> [Tasks to carry out]
[1] From the passage about reactions to Rob Bell, print the words verbatim, starting with "Yes, I guess" and ending after "fighting Rob Bell.".
[2] Carry on the passage about reactions to Rob Bell from its final sentence.

Selected text section start

And Eugene Peterson is talking directly at the conflagration in these words:

Do evangelicals need to reexamine our doctrines of hell and damnation?

Yes, I guess I do think they ought to reexamine.  They ought to be a good bit more biblical, not taking things out of context.

But the people who are against Rob Bell are not going to reexamine anything.  They have a litmus test for who is a Christian and who is not.  But that’s not what it means to live in community.

Luther said that we should read the entire Bible in terms of what drives toward Christ.  Everything has to be interpreted through Christ.  Well, if you do that, you’re going to end up with this religion of grace and forgiveness.  The only people Jesus threatens are the Pharisees.  But everybody else gets pretty generous treatment.  There’s very little Christ, very little Jesus, in these people who are fighting Rob Bell.

Michael Krahn has an interesting take. He thinks this book will lead to a gradual dismissal of Rob Bell: “But the frenzy [over McLaren’s New Kind of Christianity] faded, the reviews dried up and since that time it seems that many Evangelicals, following the lead of early reviewers have stopped paying much attention. Case in point: Brian McLaren just released a new book (three days ago in fact and also, as it turns out, published by HarperOne) and we’ve hardly noticed. You can make the case that all eyes are on Rob Bell at the moment and that McLaren has flown under the radar on this one, but maybe there is a simpler answer – maybe most Evangelicals just don’t care anymore.Love Wins is Rob Bell’s “McLaren Moment” and this is what I think Piper was getting at when he said “Farewell Rob Bell.”

Julie Clawson stands with Rob Bell in this discussion: “This message that God loves his creation so much that God refuses to give up on us, forms the core of Bell’s book. Bell points out, that since the early church fathers, Christians have held that since God’s central essence is love, it is reconciliation and not eternal suffering that brings God the most glory. What we believe and how we act are vitally important, but in the end upholding and glorifying the essence of God is most important. And when we insist that people who think differently than us, or who haven’t had the same revelation as us, or who said a different prayer than us will be eternally separate from a God the scriptures say works for and longs for the redemption of all things, we are stripping God of his power and denying him glory.”

Selected text section end
Input data section start

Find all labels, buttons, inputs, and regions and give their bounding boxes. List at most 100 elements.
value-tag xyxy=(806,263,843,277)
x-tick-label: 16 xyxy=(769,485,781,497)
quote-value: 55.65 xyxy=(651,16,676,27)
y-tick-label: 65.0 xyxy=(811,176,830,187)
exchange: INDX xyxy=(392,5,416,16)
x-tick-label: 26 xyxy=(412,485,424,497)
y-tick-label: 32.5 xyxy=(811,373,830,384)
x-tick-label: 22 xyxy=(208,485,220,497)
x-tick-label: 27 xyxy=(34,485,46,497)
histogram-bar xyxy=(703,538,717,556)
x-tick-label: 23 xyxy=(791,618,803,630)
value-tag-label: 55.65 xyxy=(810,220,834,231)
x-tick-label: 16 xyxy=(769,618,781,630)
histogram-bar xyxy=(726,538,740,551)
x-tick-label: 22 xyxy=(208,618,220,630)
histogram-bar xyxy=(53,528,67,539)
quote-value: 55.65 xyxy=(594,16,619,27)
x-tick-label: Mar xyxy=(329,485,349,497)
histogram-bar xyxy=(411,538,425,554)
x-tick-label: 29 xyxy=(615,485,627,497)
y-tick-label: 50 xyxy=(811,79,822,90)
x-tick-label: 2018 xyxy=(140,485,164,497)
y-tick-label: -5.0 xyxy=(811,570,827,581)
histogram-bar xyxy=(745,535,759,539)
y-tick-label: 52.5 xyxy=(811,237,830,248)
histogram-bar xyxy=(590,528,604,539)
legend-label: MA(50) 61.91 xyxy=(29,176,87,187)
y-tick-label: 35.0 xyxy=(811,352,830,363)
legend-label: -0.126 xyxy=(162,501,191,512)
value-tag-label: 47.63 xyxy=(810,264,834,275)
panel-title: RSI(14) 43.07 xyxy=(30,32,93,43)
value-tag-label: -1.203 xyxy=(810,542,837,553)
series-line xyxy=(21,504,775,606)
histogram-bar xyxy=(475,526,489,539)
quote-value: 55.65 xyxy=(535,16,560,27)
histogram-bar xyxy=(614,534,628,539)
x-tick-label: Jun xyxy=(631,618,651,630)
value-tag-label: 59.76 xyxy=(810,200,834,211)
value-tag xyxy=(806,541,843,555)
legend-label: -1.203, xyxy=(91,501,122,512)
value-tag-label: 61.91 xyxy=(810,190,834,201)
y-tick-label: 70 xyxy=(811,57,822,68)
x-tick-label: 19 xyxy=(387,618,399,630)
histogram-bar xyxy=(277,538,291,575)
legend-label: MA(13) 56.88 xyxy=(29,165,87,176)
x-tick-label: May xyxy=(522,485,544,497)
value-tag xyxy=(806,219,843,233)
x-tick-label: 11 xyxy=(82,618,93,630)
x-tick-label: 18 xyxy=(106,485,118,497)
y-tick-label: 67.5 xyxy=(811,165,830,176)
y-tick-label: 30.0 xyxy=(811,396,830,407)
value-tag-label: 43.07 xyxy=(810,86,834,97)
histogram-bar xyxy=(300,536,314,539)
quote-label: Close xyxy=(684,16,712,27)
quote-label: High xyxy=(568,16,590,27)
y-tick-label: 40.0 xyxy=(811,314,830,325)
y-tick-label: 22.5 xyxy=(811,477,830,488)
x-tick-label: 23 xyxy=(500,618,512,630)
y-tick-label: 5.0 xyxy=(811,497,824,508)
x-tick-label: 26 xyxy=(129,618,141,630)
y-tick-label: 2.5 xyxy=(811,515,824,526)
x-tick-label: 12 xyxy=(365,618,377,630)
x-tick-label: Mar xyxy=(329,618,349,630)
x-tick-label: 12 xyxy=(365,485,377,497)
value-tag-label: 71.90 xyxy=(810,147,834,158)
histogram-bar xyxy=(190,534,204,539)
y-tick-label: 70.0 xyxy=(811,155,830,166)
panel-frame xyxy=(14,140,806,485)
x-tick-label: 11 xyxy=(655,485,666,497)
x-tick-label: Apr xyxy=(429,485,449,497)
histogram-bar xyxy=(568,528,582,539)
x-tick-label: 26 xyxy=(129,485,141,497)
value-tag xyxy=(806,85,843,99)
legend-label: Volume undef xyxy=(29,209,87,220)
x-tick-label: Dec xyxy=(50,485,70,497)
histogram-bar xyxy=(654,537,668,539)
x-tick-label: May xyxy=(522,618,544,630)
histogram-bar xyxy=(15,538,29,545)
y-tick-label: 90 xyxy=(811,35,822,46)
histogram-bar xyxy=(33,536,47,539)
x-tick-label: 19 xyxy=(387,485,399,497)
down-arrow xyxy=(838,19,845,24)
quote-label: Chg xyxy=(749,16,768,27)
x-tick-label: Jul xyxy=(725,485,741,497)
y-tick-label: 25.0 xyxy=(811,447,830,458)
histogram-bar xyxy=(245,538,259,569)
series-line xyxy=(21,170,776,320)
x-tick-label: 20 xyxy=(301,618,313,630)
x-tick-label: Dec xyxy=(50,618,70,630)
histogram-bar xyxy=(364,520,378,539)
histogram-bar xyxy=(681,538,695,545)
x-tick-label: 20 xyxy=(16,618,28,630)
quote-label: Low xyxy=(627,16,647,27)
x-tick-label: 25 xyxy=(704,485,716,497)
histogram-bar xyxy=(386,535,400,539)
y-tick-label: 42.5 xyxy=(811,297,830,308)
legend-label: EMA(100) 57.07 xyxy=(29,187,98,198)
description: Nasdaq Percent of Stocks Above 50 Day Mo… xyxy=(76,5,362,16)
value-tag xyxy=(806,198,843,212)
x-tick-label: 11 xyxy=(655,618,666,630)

Input data section end

> [Responses to the exercise]
[1]
Yes, I guess I do think they ought to reexamine.  They ought to be a good bit more biblical, not taking things out of context.

But the people who are against Rob Bell are not going to reexamine anything.  They have a litmus test for who is a Christian and who is not.  But that’s not what it means to live in community.

Luther said that we should read the entire Bible in terms of what drives toward Christ.  Everything has to be interpreted through Christ.  Well, if you do that, you’re going to end up with this religion of grace and forgiveness.  The only people Jesus threatens are the Pharisees.  But everybody else gets pretty generous treatment.  There’s very little Christ, very little Jesus, in these people who are fighting Rob Bell.

[2]
Rich Mouw, President at Fuller Seminary, sides with Rob Bell in his general orientation: “Some folks zeroed in on that one story to condemn me as a heretic. I find their attitude puzzling. Maybe they think that folks like Rob Bell and me go too far in the direction of leniency, but what about folks who go in the other direction? I just received an angry email from someone who pulled a comment out of something I wrote a few years ago in Christianity Today. A prominent evangelical had criticized those of us who have been in a sustained dialogue with Catholics for giving the impression that a person can be saved without having the right theology about justification by faith. My response to that: of course a person can be saved without having the right theology of justification by faith. A straightforward question: Did Mother Teresa go to hell? My guess is that she was a little confused about justification by faith alone. If you think that means she went to hell, I have only one response: shame on you. Why don’t folks who criticize Rob Bell for wanting to let too many people in also go after people like that who want to keep too many people out? Why are we rougher on salvific generosity than on salvific stinginess?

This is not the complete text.